§ SHORT TASK
Find the lines with "slow" in them and copy them out.
• • • • •
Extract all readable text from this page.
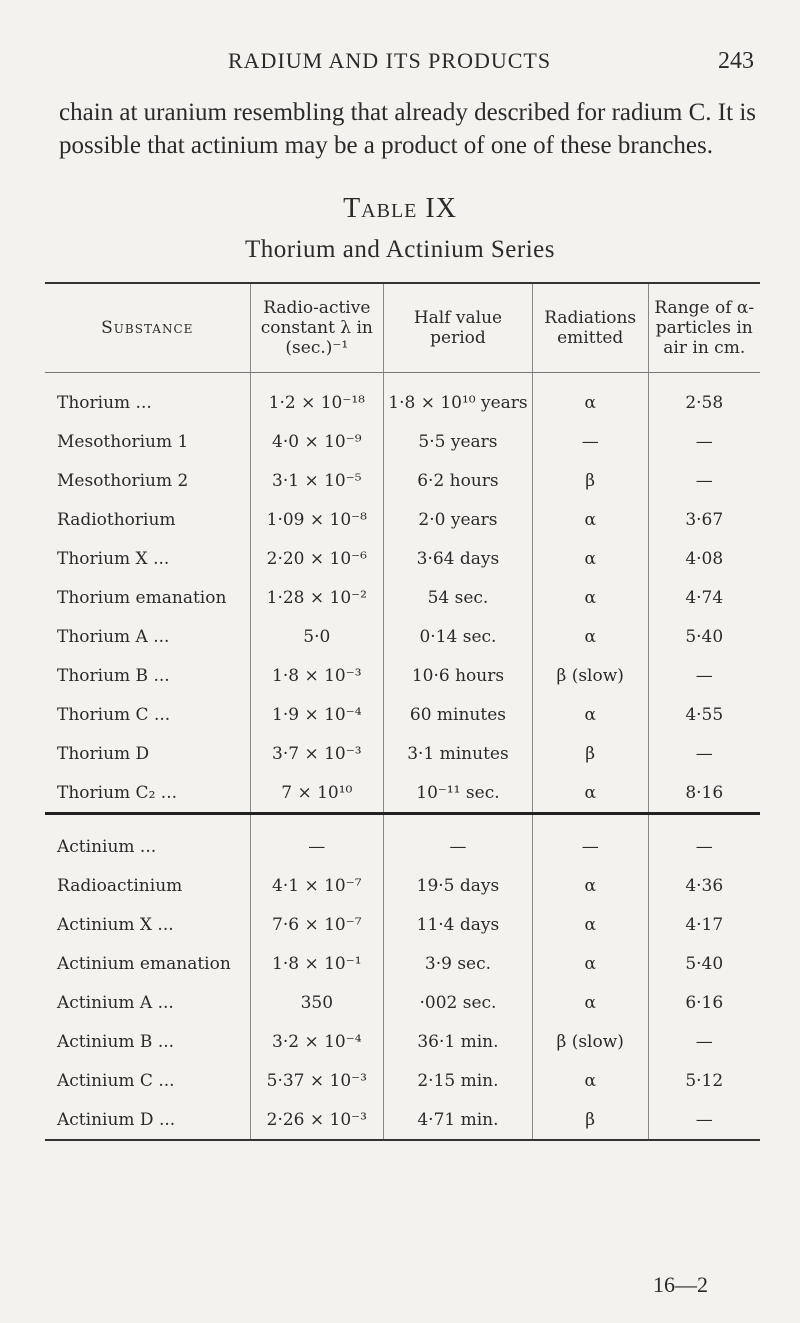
RADIUM AND ITS PRODUCTS	243
chain at uranium resembling that already described for radium C. It is possible that actinium may be a product of one of these branches.
Table IX
Thorium and Actinium Series
Substance	Radio-active constant λ in (sec.)⁻¹	Half value period	Radiations emitted	Range of α-particles in air in cm.
Thorium ...	1·2 × 10⁻¹⁸	1·8 × 10¹⁰ years	α	2·58
Mesothorium 1	4·0 × 10⁻⁹	5·5 years	—	—
Mesothorium 2	3·1 × 10⁻⁵	6·2 hours	β	—
Radiothorium	1·09 × 10⁻⁸	2·0 years	α	3·67
Thorium X ...	2·20 × 10⁻⁶	3·64 days	α	4·08
Thorium emanation	1·28 × 10⁻²	54 sec.	α	4·74
Thorium A ...	5·0	0·14 sec.	α	5·40
Thorium B ...	1·8 × 10⁻³	10·6 hours	β (slow)	—
Thorium C ...	1·9 × 10⁻⁴	60 minutes	α	4·55
Thorium D	3·7 × 10⁻³	3·1 minutes	β	—
Thorium C₂ ...	7 × 10¹⁰	10⁻¹¹ sec.	α	8·16
Actinium ...	—	—	—	—
Radioactinium	4·1 × 10⁻⁷	19·5 days	α	4·36
Actinium X ...	7·6 × 10⁻⁷	11·4 days	α	4·17
Actinium emanation	1·8 × 10⁻¹	3·9 sec.	α	5·40
Actinium A ...	350	·002 sec.	α	6·16
Actinium B ...	3·2 × 10⁻⁴	36·1 min.	β (slow)	—
Actinium C ...	5·37 × 10⁻³	2·15 min.	α	5·12
Actinium D ...	2·26 × 10⁻³	4·71 min.	β	—
16—2
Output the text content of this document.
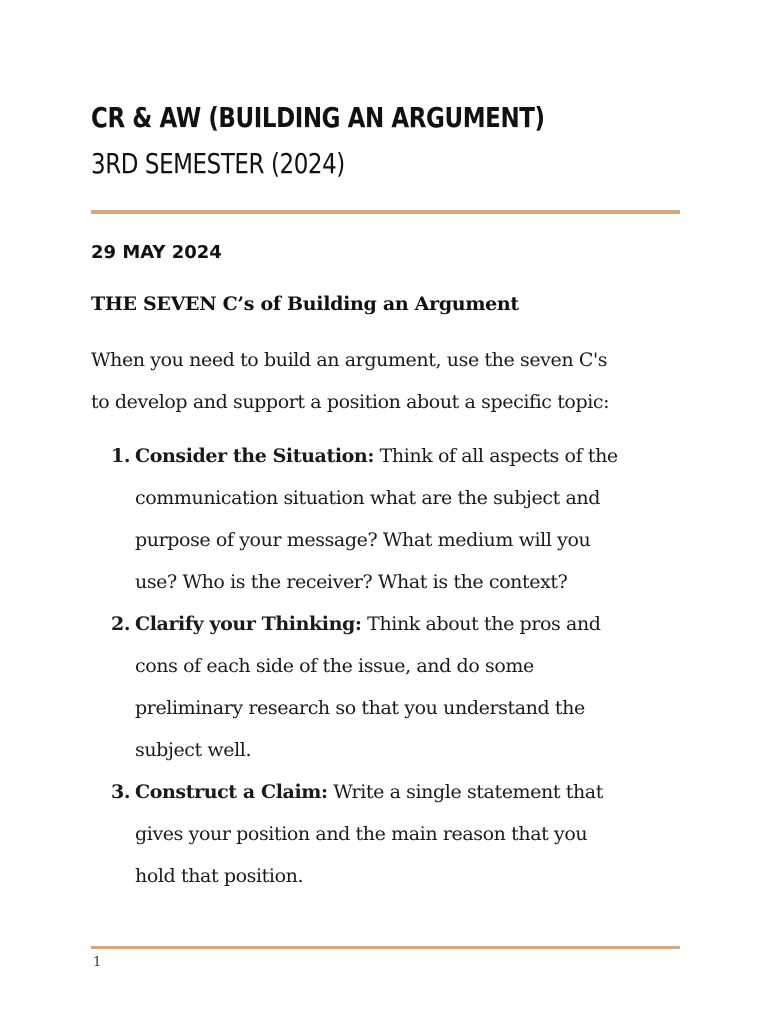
CR & AW (BUILDING AN ARGUMENT)
3RD SEMESTER (2024)
29 MAY 2024
THE SEVEN C’s of Building an Argument

When you need to build an argument, use the seven C's
to develop and support a position about a specific topic:

1. Consider the Situation: Think of all aspects of the
communication situation what are the subject and
purpose of your message? What medium will you
use? Who is the receiver? What is the context?
2. Clarify your Thinking: Think about the pros and
cons of each side of the issue, and do some
preliminary research so that you understand the
subject well.
3. Construct a Claim: Write a single statement that
gives your position and the main reason that you
hold that position.
1
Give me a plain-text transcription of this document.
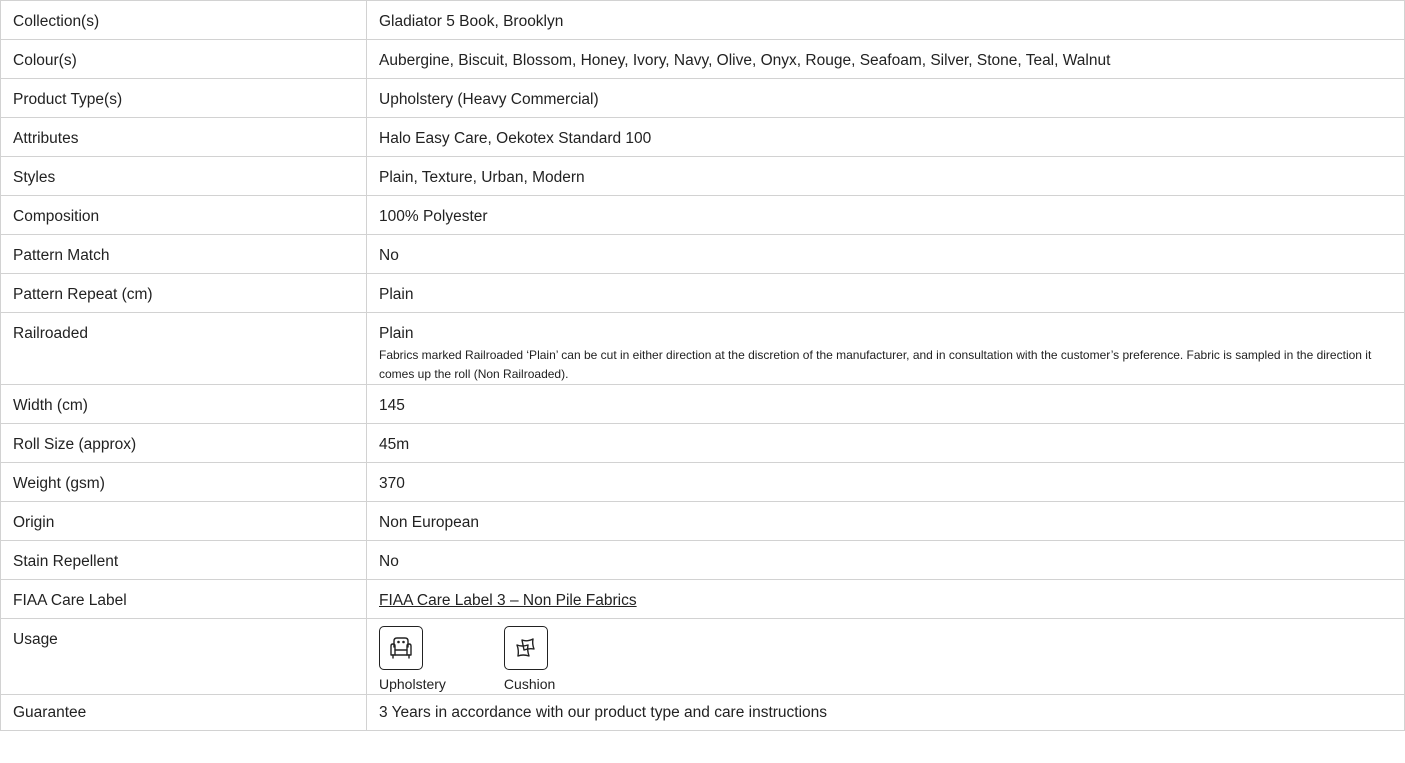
Collection(s)	Gladiator 5 Book, Brooklyn
Colour(s)	Aubergine, Biscuit, Blossom, Honey, Ivory, Navy, Olive, Onyx, Rouge, Seafoam, Silver, Stone, Teal, Walnut
Product Type(s)	Upholstery (Heavy Commercial)
Attributes	Halo Easy Care, Oekotex Standard 100
Styles	Plain, Texture, Urban, Modern
Composition	100% Polyester
Pattern Match	No
Pattern Repeat (cm)	Plain
Railroaded	Plain
Fabrics marked Railroaded ‘Plain’ can be cut in either direction at the discretion of the manufacturer, and in consultation with the customer’s preference. Fabric is sampled in the direction it comes up the roll (Non Railroaded).

Width (cm)	145
Roll Size (approx)	45m
Weight (gsm)	370
Origin	Non European
Stain Repellent	No
FIAA Care Label	FIAA Care Label 3 – Non Pile Fabrics
Usage	Upholstery Cushion

Guarantee	3 Years in accordance with our product type and care instructions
• • • • •
§ EXERCISE RESULT
Thorium B ...	1·8 × 10⁻³	10·6 hours	β (slow)	—
Actinium B ...	3·2 × 10⁻⁴	36·1 min.	β (slow)	—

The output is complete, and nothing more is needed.